▶ [Reto a]
Copia todas las líneas de las entradas que contengan la cadena "user", respetando mayúsculas y minúsculas.

Hice todo lo que pude por evitar la masacre. Aumenté el precio que había ofrecido inicialmente. Pero el librero se mantenía inflexible; no sólo rechazo mi oferta, sino que incluso se quedó convencido de que yo estaba tratando de engañarle.

—¡Qué se ha creído! —se enfureció—. A mí no me toma el pelo con sus historias de originales. En cuanto llegue a su casa se pondrá como yo a recortar las ilustraciones.

Y sin darme tiempo a que le diera una respuesta, sacó un cuchillo y se puso a arrancar los grabados del libro. Fue así como asistí a la destrucción de dos libros únicos y excelentes.

Para aquellos que, como yo, aprecian de verdad los libros antiguos, resulta particularmente doloroso constatar con qué rapidez desaparecen, mutilados al antojo del cada vez mayor número de libreros. La avaricia de la mayoría de estas personas, animada por el valor que el esnobismo confiere a todo lo que es antiguo, contribuye a reducir en proporciones alarmantes la reserva ya limitada de piezas de colección. Como consecuencia de ello, corremos el riesgo de perder un elemento precioso de nuestra herencia cultural.

Por suerte, el procedimiento que consiste en colorear, respetando el estilo original de los antiguos grabados en blanco y negro, alcanza tal grado de perfección que resulta casi imposible distinguir los auténticos de los falsos. Quizá sea este el único medio de evitar el desastre, ya que ese tratamiento permite salvar obras como el célebre Orthelius Atlas, que está ilustrado con unos magníficos grabados de época en color. Este atlas, aparecido en 1584, contiene ciento doce mapas de un colorido extraordinario y cuesta por lo menos doscientas libras. Si al precio de los grabados sumamos los gastos de enmarcado, es evidente que estas operaciones no son tan lucrativas como parecen en un principio. Además, existen en el mercado tantas ilustraciones en blanco y negro que el peligro de que desaparezcan de la circulación es mínimo.

El éxito de este tipo de falsificación es tal que el coleccionista aficionado nunca se da cuenta de que ha sido engañado. Está sencillamente feliz de poder decorar sus paredes con mapas «antiguos» que «sólo» le han costado quince libras. Teniendo en cuenta que se tarda sólo media hora en hacer con una máquina lo que en otros tiempos a mano se tardaba un día, estas ilustraciones en color tan baratas permiten a los comerciantes triplicar e incluso cuadruplicar sus beneficios.

Este interés desmedido por lo antiguo ha dado lugar a una situación completamente anormal.

La demanda supera a la oferta, y con mucho. He llegado incluso a oír que actualmente se están haciendo nuevas tiradas de esos antiguos grabados en blanco y negro y que a continuación se colorean. De hecho, este fenómeno ha alcanzado proporciones tan desmedidas que según uno de mis colegas, que es un experto en la materia, dentro de doscientos años ya no podremos distinguir lo auténtico de lo falso.

▶ [Reto b]
Responde con datos del fragmento sobre los grabados antiguos:
(i) ¿Con qué arrancó el librero los grabados del libro?
(ii) ¿En qué año apareció el Orthelius Atlas?
(iii) ¿Cuánto se tarda con una máquina en hacer lo que antes a mano llevaba un día?

▶ [Entradas proporcionadas]

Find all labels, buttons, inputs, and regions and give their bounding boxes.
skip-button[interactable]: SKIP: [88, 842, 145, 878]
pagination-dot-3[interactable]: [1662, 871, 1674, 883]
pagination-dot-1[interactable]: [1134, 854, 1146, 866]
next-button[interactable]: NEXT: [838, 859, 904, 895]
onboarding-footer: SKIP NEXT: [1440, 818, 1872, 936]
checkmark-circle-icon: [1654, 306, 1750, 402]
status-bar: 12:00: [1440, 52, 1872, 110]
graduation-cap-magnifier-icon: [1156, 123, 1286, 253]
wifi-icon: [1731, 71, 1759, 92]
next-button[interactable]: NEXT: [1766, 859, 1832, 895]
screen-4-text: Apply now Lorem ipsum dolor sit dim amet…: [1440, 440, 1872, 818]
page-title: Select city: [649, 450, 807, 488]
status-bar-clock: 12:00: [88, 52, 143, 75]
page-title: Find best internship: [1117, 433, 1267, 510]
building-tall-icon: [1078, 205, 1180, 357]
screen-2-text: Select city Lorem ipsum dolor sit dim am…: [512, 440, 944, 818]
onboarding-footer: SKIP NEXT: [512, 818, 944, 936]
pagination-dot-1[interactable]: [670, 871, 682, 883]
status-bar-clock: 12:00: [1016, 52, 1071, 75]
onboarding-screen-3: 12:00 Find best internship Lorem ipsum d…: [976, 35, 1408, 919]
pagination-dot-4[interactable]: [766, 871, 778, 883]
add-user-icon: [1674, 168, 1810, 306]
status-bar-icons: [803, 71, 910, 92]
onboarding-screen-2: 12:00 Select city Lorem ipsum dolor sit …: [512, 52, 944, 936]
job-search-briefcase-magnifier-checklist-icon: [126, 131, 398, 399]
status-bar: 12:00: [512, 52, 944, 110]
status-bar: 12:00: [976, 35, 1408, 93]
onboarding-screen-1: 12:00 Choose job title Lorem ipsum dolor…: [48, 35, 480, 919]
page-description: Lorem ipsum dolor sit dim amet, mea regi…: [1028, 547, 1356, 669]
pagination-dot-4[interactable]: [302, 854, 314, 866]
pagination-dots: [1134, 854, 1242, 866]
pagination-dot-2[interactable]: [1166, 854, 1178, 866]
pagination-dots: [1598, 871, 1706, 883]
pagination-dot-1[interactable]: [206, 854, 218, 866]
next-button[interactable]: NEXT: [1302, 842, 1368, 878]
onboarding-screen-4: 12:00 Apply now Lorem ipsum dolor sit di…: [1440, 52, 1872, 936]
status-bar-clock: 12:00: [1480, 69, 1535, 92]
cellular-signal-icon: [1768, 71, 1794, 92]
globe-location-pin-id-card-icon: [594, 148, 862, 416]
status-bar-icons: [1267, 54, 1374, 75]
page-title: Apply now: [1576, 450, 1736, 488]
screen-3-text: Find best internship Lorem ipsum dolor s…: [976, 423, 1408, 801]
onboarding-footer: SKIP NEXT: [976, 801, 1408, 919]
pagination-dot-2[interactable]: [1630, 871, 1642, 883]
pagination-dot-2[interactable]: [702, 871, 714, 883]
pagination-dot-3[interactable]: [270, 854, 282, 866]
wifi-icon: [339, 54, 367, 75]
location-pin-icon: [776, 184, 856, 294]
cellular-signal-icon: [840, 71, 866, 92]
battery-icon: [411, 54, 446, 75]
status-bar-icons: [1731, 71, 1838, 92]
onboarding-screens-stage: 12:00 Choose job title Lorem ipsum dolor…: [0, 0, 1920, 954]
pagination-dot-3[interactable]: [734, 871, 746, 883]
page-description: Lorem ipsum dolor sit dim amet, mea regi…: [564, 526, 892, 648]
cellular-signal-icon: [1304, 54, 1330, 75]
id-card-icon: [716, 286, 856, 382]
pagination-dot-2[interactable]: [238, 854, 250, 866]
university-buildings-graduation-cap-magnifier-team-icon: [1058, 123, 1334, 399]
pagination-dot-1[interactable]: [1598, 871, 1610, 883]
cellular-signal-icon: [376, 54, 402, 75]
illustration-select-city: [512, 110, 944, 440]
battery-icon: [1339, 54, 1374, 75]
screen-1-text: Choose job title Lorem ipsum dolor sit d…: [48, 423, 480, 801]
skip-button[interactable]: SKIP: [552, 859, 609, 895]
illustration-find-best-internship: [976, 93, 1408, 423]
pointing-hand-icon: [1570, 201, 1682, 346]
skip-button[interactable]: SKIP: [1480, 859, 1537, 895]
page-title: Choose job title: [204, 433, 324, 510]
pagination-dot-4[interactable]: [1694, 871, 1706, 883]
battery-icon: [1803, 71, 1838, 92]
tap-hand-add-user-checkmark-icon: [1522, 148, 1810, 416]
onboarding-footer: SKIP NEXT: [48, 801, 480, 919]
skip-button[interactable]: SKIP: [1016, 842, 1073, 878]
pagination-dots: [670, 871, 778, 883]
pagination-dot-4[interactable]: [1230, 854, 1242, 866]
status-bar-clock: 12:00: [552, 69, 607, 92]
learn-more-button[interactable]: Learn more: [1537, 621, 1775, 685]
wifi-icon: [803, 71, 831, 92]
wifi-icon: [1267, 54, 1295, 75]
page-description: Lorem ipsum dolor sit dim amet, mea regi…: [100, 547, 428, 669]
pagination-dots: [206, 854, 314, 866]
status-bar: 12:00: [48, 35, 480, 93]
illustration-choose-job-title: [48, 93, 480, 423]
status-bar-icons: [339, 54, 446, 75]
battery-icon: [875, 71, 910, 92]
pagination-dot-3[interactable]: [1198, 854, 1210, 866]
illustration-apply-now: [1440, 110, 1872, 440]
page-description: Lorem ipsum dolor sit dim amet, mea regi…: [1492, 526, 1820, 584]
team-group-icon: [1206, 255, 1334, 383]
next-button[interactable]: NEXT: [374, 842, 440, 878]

▶ [Respuesta a]
add-user-icon: [1674, 168, 1810, 306]
tap-hand-add-user-checkmark-icon: [1522, 148, 1810, 416]

▶ [Respuesta b]
(i) Con un cuchillo.
(ii) En 1584.
(iii) Media hora.